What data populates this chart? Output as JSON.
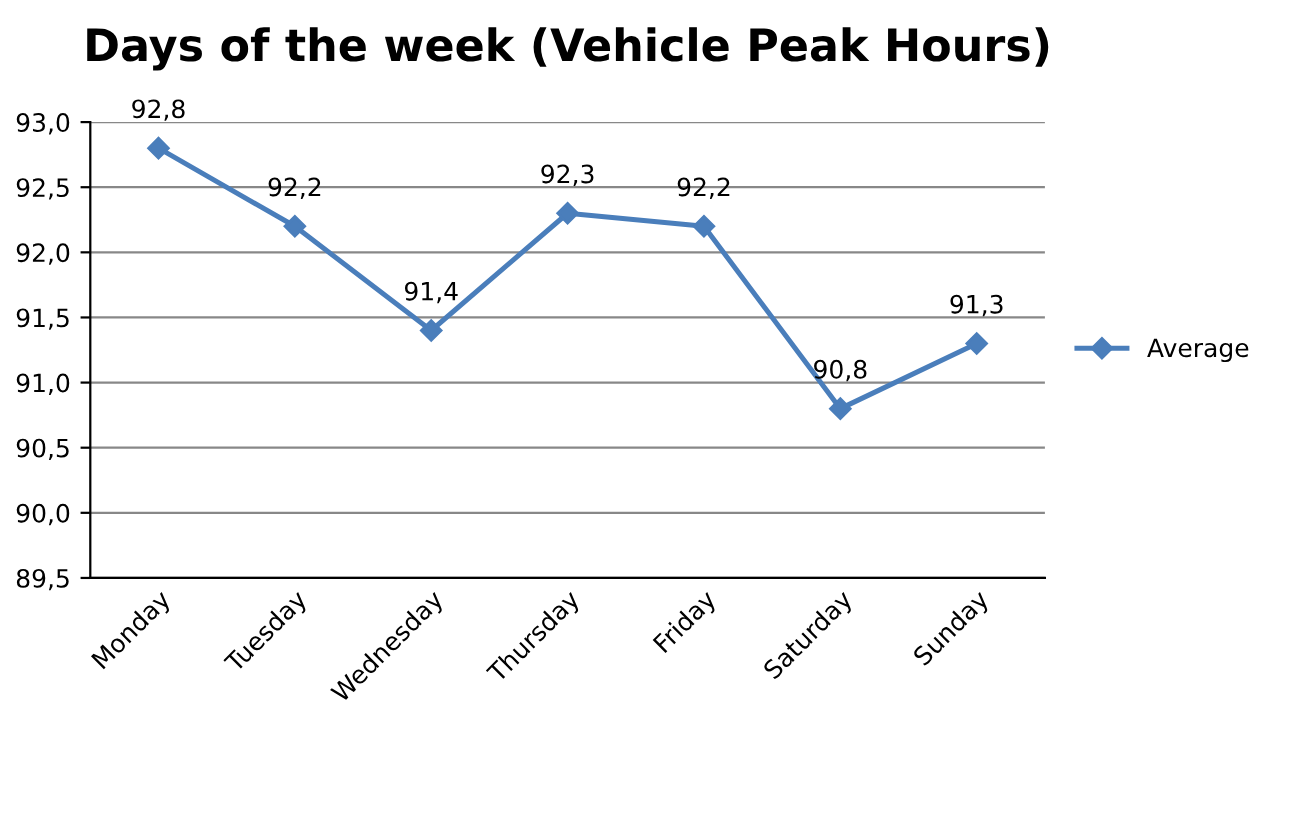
{
  "chart_data": {
    "type": "line",
    "title": "Days of the week (Vehicle Peak Hours)",
    "categories": [
      "Monday",
      "Tuesday",
      "Wednesday",
      "Thursday",
      "Friday",
      "Saturday",
      "Sunday"
    ],
    "series": [
      {
        "name": "Average",
        "color": "#4a7ebb",
        "values": [
          92.8,
          92.2,
          91.4,
          92.3,
          92.2,
          90.8,
          91.3
        ],
        "value_labels": [
          "92,8",
          "92,2",
          "91,4",
          "92,3",
          "92,2",
          "90,8",
          "91,3"
        ]
      }
    ],
    "ylim": [
      89.5,
      93.0
    ],
    "yticks": [
      {
        "value": 89.5,
        "label": "89,5"
      },
      {
        "value": 90.0,
        "label": "90,0"
      },
      {
        "value": 90.5,
        "label": "90,5"
      },
      {
        "value": 91.0,
        "label": "91,0"
      },
      {
        "value": 91.5,
        "label": "91,5"
      },
      {
        "value": 92.0,
        "label": "92,0"
      },
      {
        "value": 92.5,
        "label": "92,5"
      },
      {
        "value": 93.0,
        "label": "93,0"
      }
    ],
    "grid": "y",
    "legend": "right",
    "marker": "diamond",
    "line_style": "solid"
  }
}
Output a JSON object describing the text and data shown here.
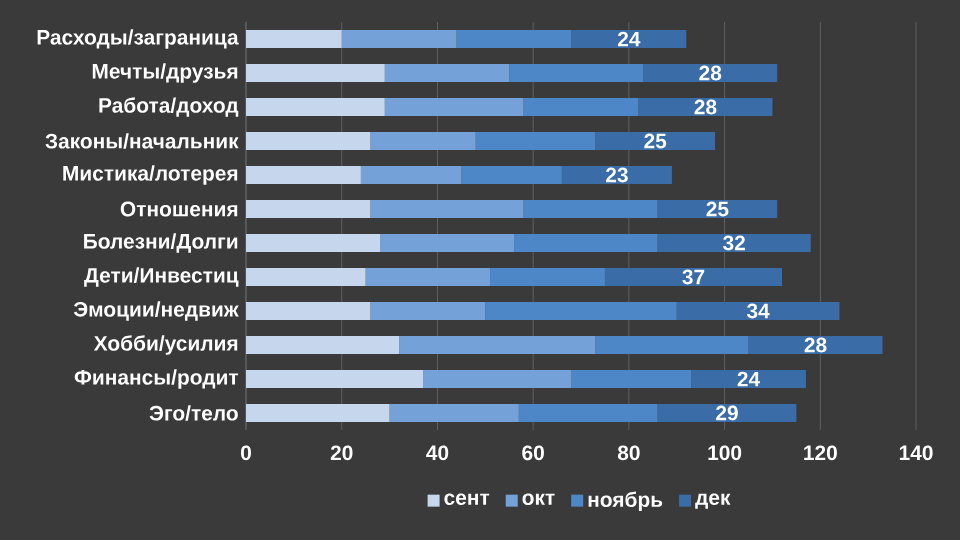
{
  "chart_data": {
    "type": "bar",
    "orientation": "horizontal",
    "stacked": true,
    "categories": [
      "Расходы/заграница",
      "Мечты/друзья",
      "Работа/доход",
      "Законы/начальник",
      "Мистика/лотерея",
      "Отношения",
      "Болезни/Долги",
      "Дети/Инвестиц",
      "Эмоции/недвиж",
      "Хобби/усилия",
      "Финансы/родит",
      "Эго/тело"
    ],
    "series": [
      {
        "name": "сент",
        "color": "#c6d6ec",
        "values": [
          20,
          29,
          29,
          26,
          24,
          26,
          28,
          25,
          26,
          32,
          37,
          30
        ]
      },
      {
        "name": "окт",
        "color": "#74a2d8",
        "values": [
          24,
          26,
          29,
          22,
          21,
          32,
          28,
          26,
          24,
          41,
          31,
          27
        ]
      },
      {
        "name": "ноябрь",
        "color": "#4d87c7",
        "values": [
          24,
          28,
          24,
          25,
          21,
          28,
          30,
          24,
          40,
          32,
          25,
          29
        ]
      },
      {
        "name": "дек",
        "color": "#3a6ca8",
        "values": [
          24,
          28,
          28,
          25,
          23,
          25,
          32,
          37,
          34,
          28,
          24,
          29
        ],
        "value_labels": [
          "24",
          "28",
          "28",
          "25",
          "23",
          "25",
          "32",
          "37",
          "34",
          "28",
          "24",
          "29"
        ]
      }
    ],
    "xlim": [
      0,
      140
    ],
    "xticks": [
      0,
      20,
      40,
      60,
      80,
      100,
      120,
      140
    ],
    "grid": "x",
    "legend": "bottom"
  }
}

▶ YOUR GOAL
The answer should be a single number: the count of lines in the data that include the string "JSON".

▶ REPLY TO THE TASK
2